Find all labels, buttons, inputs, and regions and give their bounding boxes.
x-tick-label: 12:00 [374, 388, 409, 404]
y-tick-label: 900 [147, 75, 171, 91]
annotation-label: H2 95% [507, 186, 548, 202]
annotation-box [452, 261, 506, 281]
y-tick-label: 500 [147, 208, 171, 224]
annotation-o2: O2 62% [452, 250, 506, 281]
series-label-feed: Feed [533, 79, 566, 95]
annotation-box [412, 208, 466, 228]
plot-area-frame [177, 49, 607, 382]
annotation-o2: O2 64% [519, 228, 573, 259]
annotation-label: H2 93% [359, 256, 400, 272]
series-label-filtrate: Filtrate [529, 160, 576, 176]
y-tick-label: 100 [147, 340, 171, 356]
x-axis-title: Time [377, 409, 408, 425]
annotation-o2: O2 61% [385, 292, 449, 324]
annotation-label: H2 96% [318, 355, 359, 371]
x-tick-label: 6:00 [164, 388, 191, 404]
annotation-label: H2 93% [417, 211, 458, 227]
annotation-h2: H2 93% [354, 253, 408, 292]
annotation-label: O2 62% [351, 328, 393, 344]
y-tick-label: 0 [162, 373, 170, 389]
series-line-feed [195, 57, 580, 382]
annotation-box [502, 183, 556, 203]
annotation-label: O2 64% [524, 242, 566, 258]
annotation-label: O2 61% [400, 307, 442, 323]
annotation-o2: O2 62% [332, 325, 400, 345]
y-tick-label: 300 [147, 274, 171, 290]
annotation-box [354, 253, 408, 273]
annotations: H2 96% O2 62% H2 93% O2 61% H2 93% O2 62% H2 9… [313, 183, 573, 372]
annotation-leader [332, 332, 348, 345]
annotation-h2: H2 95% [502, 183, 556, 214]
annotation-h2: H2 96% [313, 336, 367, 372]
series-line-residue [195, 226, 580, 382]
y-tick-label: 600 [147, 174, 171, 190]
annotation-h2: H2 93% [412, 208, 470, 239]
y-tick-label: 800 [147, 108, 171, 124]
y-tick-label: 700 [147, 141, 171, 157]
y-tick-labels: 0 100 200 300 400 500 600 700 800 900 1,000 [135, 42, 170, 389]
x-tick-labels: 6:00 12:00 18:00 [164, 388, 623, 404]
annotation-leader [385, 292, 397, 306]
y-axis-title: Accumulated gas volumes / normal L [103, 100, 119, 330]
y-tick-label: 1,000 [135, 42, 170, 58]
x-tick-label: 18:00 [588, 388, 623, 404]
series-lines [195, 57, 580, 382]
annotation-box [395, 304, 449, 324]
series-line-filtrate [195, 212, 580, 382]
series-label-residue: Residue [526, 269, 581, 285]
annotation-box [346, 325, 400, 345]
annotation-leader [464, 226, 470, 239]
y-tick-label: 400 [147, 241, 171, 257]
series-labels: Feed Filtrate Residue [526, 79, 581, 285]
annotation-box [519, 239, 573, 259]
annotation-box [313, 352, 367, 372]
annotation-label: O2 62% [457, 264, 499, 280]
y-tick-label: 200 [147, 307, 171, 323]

• _WHAT NEEDS TO BE DONE_
List every line of the data above that contains the word "title".

• _TASK RESPONSE_
x-axis-title: Time [377, 409, 408, 425]
y-axis-title: Accumulated gas volumes / normal L [103, 100, 119, 330]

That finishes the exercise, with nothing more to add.